— start PROVIDED ENTRIES —

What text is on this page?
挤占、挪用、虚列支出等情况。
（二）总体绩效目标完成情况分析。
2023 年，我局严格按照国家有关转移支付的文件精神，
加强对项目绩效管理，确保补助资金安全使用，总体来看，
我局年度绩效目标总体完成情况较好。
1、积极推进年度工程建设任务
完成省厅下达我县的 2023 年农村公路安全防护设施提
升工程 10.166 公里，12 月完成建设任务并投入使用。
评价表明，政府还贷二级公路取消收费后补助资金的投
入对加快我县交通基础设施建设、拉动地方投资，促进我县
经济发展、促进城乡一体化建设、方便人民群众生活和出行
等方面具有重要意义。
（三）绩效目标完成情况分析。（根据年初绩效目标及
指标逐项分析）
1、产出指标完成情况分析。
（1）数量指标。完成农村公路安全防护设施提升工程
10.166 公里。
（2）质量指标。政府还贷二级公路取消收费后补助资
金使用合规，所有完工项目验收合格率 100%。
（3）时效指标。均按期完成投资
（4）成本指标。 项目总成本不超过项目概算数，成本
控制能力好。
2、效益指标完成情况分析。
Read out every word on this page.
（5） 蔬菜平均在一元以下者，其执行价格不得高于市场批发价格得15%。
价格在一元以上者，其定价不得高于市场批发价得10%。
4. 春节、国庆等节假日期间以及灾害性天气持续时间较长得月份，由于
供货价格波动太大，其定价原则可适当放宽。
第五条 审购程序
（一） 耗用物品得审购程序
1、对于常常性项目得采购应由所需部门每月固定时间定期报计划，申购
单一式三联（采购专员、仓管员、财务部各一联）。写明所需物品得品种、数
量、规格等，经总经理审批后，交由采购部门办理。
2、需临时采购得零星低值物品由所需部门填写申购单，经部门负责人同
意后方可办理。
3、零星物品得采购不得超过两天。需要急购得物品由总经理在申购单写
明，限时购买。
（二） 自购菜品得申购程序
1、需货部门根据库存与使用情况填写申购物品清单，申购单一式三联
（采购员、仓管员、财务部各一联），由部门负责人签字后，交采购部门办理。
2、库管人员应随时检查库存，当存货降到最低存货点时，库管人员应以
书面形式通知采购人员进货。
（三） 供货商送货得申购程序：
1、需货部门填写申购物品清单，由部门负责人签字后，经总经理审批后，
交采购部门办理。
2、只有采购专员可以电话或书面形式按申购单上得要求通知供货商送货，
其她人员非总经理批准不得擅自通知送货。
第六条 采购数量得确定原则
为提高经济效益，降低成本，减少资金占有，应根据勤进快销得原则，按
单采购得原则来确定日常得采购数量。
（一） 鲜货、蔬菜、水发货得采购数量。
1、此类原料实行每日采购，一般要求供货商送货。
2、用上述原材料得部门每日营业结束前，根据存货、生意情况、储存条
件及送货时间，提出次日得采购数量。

— end PROVIDED ENTRIES —

▶ STATED EXERCISE:
Reproduce the records above exactly as they appear.

▶ WRITTEN ANSWER:
What text is on this page?
挤占、挪用、虚列支出等情况。
（二）总体绩效目标完成情况分析。
2023 年，我局严格按照国家有关转移支付的文件精神，
加强对项目绩效管理，确保补助资金安全使用，总体来看，
我局年度绩效目标总体完成情况较好。
1、积极推进年度工程建设任务
完成省厅下达我县的 2023 年农村公路安全防护设施提
升工程 10.166 公里，12 月完成建设任务并投入使用。
评价表明，政府还贷二级公路取消收费后补助资金的投
入对加快我县交通基础设施建设、拉动地方投资，促进我县
经济发展、促进城乡一体化建设、方便人民群众生活和出行
等方面具有重要意义。
（三）绩效目标完成情况分析。（根据年初绩效目标及
指标逐项分析）
1、产出指标完成情况分析。
（1）数量指标。完成农村公路安全防护设施提升工程
10.166 公里。
（2）质量指标。政府还贷二级公路取消收费后补助资
金使用合规，所有完工项目验收合格率 100%。
（3）时效指标。均按期完成投资
（4）成本指标。 项目总成本不超过项目概算数，成本
控制能力好。
2、效益指标完成情况分析。
Read out every word on this page.
（5） 蔬菜平均在一元以下者，其执行价格不得高于市场批发价格得15%。
价格在一元以上者，其定价不得高于市场批发价得10%。
4. 春节、国庆等节假日期间以及灾害性天气持续时间较长得月份，由于
供货价格波动太大，其定价原则可适当放宽。
第五条 审购程序
（一） 耗用物品得审购程序
1、对于常常性项目得采购应由所需部门每月固定时间定期报计划，申购
单一式三联（采购专员、仓管员、财务部各一联）。写明所需物品得品种、数
量、规格等，经总经理审批后，交由采购部门办理。
2、需临时采购得零星低值物品由所需部门填写申购单，经部门负责人同
意后方可办理。
3、零星物品得采购不得超过两天。需要急购得物品由总经理在申购单写
明，限时购买。
（二） 自购菜品得申购程序
1、需货部门根据库存与使用情况填写申购物品清单，申购单一式三联
（采购员、仓管员、财务部各一联），由部门负责人签字后，交采购部门办理。
2、库管人员应随时检查库存，当存货降到最低存货点时，库管人员应以
书面形式通知采购人员进货。
（三） 供货商送货得申购程序：
1、需货部门填写申购物品清单，由部门负责人签字后，经总经理审批后，
交采购部门办理。
2、只有采购专员可以电话或书面形式按申购单上得要求通知供货商送货，
其她人员非总经理批准不得擅自通知送货。
第六条 采购数量得确定原则
为提高经济效益，降低成本，减少资金占有，应根据勤进快销得原则，按
单采购得原则来确定日常得采购数量。
（一） 鲜货、蔬菜、水发货得采购数量。
1、此类原料实行每日采购，一般要求供货商送货。
2、用上述原材料得部门每日营业结束前，根据存货、生意情况、储存条
件及送货时间，提出次日得采购数量。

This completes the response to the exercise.